## Begin Input

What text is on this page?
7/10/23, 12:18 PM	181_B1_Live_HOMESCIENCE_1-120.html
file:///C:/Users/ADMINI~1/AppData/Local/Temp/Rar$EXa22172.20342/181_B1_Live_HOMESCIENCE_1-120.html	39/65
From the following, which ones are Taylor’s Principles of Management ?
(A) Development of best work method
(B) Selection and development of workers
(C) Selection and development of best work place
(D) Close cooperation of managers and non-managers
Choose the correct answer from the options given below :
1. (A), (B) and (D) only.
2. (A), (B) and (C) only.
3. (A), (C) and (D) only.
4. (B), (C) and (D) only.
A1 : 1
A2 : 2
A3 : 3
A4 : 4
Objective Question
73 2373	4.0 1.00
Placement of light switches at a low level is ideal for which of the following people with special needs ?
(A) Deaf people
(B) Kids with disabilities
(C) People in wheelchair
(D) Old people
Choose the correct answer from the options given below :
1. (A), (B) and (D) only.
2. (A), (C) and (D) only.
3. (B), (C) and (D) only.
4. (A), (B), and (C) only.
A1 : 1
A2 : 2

## End Input
## Begin Input

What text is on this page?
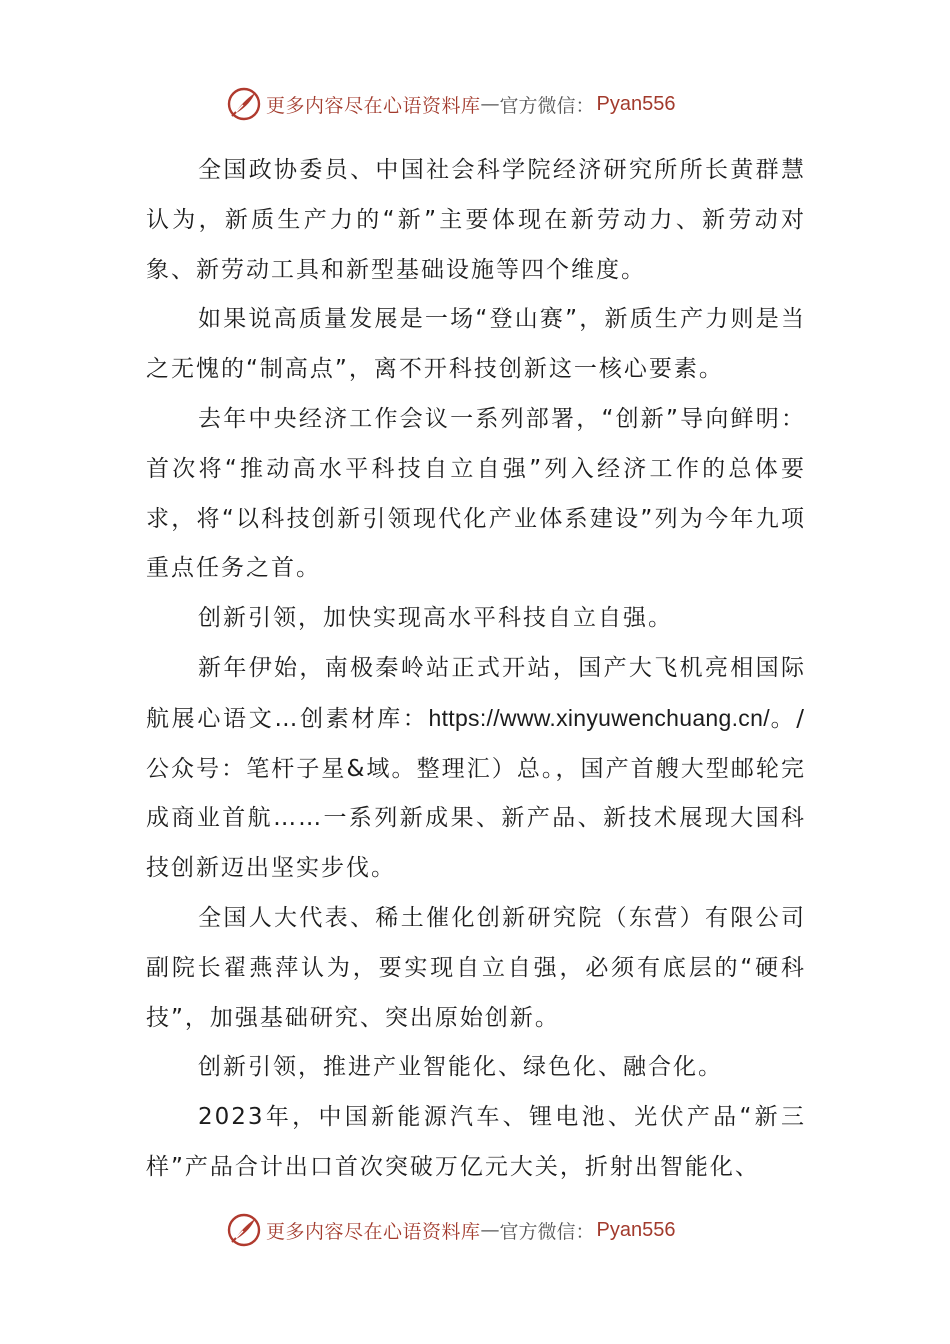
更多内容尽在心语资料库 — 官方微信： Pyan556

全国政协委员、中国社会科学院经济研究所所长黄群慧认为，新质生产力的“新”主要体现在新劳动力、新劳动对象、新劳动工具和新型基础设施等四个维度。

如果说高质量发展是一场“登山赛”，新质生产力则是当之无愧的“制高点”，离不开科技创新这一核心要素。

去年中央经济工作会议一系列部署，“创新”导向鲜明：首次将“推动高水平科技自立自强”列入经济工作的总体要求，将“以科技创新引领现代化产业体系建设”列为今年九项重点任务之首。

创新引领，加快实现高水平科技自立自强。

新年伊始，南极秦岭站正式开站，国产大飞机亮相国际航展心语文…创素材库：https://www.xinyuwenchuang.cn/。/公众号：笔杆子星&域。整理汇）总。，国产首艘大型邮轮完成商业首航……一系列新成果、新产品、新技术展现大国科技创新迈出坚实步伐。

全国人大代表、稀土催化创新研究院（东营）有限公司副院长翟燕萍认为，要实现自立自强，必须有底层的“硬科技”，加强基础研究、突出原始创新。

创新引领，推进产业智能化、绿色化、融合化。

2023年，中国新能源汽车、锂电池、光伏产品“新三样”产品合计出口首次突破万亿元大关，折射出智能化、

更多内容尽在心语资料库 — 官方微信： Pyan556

## End Input
## Begin Input

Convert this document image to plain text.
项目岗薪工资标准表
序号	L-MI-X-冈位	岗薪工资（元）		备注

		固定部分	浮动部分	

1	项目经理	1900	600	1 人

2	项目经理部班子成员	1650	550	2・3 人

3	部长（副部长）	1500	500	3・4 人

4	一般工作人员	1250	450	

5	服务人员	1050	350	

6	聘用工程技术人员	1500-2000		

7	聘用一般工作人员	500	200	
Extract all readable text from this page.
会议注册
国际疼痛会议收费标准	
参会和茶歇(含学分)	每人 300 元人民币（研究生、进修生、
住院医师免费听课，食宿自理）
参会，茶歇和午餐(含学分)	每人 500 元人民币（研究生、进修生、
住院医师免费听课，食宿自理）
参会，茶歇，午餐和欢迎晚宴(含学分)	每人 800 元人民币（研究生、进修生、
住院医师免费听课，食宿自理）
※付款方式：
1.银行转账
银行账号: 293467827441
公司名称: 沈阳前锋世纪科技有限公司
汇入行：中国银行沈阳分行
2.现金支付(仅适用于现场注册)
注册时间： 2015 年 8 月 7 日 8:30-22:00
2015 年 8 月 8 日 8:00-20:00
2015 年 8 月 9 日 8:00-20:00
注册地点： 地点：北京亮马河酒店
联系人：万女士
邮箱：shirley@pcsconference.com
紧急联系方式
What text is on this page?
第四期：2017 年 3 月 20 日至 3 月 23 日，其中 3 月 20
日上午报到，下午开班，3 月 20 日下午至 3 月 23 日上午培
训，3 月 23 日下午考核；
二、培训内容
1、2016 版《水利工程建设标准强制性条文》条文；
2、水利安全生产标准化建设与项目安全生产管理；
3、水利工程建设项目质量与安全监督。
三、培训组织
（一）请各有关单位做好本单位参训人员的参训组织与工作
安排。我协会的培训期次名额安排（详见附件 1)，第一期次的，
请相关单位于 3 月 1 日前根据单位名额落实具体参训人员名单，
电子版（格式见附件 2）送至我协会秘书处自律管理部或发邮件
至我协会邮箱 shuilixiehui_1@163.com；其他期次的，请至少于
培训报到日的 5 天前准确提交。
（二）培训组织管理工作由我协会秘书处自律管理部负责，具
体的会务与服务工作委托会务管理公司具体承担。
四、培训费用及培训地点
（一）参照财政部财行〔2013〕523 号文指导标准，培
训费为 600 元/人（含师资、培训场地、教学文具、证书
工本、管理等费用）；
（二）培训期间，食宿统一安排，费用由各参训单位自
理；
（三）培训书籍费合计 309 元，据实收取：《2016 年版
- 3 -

## End Input

■ Directions
Every line that holds the string "元人民币" should be returned.

■ Task result
参会和茶歇(含学分)	每人 300 元人民币（研究生、进修生、
参会，茶歇和午餐(含学分)	每人 500 元人民币（研究生、进修生、
参会，茶歇，午餐和欢迎晚宴(含学分)	每人 800 元人民币（研究生、进修生、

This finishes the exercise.